PROBLEM DESCRIPTION>
Give only the number of lines in these records that contain the word "Initiale".

THE RECORDS>
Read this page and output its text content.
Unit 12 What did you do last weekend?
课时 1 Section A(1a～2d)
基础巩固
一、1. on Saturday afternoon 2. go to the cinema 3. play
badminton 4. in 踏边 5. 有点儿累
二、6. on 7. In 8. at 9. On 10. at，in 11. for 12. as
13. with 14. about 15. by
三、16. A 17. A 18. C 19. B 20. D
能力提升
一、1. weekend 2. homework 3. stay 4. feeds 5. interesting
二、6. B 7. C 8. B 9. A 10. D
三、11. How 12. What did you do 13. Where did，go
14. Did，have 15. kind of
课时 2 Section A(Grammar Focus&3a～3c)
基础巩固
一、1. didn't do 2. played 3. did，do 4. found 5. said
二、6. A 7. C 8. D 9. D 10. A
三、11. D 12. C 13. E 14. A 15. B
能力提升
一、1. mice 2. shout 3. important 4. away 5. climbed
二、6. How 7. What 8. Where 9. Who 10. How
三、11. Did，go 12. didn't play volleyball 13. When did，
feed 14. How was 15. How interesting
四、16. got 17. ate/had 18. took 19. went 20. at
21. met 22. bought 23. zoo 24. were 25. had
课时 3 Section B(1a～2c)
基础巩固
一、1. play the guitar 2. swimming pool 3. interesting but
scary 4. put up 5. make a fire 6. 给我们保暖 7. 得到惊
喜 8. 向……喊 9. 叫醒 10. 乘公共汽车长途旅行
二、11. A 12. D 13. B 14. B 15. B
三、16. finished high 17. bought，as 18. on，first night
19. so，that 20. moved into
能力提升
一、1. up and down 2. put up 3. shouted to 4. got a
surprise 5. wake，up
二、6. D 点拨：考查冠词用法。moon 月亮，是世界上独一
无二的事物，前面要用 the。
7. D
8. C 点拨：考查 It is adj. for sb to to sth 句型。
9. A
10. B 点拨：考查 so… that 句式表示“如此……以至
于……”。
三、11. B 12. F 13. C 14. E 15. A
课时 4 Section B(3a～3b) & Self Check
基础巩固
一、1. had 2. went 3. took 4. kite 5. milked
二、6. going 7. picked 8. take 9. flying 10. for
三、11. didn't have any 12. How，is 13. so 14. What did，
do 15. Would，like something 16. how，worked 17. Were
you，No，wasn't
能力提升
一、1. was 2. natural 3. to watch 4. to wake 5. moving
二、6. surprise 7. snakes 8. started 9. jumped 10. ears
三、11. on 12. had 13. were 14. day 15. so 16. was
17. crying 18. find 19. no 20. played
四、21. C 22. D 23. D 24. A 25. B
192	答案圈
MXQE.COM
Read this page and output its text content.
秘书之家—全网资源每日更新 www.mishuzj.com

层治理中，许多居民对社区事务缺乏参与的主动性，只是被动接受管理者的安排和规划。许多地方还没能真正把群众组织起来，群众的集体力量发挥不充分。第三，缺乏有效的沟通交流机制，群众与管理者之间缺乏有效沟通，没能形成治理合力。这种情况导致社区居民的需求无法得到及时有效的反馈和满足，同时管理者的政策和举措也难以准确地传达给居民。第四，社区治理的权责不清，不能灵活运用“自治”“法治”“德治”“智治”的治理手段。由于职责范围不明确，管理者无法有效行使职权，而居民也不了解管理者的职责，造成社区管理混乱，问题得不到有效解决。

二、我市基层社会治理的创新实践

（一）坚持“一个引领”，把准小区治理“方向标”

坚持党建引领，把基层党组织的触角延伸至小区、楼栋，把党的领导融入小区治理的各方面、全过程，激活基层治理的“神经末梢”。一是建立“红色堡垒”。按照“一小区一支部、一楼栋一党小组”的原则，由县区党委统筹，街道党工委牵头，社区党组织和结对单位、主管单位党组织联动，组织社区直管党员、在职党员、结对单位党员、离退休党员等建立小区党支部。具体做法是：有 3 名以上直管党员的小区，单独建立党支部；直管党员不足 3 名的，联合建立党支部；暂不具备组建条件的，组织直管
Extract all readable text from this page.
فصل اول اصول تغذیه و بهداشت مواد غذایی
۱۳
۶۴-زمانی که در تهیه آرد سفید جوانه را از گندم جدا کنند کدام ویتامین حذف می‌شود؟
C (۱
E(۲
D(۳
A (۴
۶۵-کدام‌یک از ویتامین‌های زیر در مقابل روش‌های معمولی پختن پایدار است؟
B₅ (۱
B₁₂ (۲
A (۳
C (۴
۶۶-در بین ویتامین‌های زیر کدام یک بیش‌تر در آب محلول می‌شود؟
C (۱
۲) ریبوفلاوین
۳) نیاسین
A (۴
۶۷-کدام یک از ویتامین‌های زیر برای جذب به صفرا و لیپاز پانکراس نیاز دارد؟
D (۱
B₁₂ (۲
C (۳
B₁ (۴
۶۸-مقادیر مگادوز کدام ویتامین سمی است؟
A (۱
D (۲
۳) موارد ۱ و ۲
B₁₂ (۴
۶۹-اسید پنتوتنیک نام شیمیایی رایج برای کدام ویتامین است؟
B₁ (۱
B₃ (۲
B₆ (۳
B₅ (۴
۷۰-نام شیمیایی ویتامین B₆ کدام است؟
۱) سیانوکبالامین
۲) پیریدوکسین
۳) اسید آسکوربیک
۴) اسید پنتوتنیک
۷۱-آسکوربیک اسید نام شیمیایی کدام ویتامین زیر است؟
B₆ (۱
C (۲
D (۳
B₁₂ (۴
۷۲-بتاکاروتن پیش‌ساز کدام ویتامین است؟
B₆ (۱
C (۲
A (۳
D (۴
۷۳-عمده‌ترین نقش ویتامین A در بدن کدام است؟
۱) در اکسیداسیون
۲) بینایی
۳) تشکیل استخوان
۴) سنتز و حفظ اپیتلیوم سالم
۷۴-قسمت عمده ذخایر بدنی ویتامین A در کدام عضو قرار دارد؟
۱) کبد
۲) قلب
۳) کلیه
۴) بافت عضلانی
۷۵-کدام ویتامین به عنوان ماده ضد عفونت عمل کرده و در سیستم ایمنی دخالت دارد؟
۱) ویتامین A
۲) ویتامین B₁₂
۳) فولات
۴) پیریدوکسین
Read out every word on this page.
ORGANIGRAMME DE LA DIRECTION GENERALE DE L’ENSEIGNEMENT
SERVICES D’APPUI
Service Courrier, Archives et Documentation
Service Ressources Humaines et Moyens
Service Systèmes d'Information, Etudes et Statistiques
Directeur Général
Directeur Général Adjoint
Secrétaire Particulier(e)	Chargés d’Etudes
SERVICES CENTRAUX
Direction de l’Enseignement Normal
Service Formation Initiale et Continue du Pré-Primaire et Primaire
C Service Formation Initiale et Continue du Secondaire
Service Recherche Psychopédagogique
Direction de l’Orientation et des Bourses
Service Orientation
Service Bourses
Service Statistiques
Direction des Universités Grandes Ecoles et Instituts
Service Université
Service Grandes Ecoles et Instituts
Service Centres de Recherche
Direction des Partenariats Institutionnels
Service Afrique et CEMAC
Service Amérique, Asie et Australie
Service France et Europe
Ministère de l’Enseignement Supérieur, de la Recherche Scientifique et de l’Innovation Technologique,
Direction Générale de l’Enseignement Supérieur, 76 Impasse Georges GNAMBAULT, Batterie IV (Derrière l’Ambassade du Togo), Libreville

EXPECTED ANSWER>
2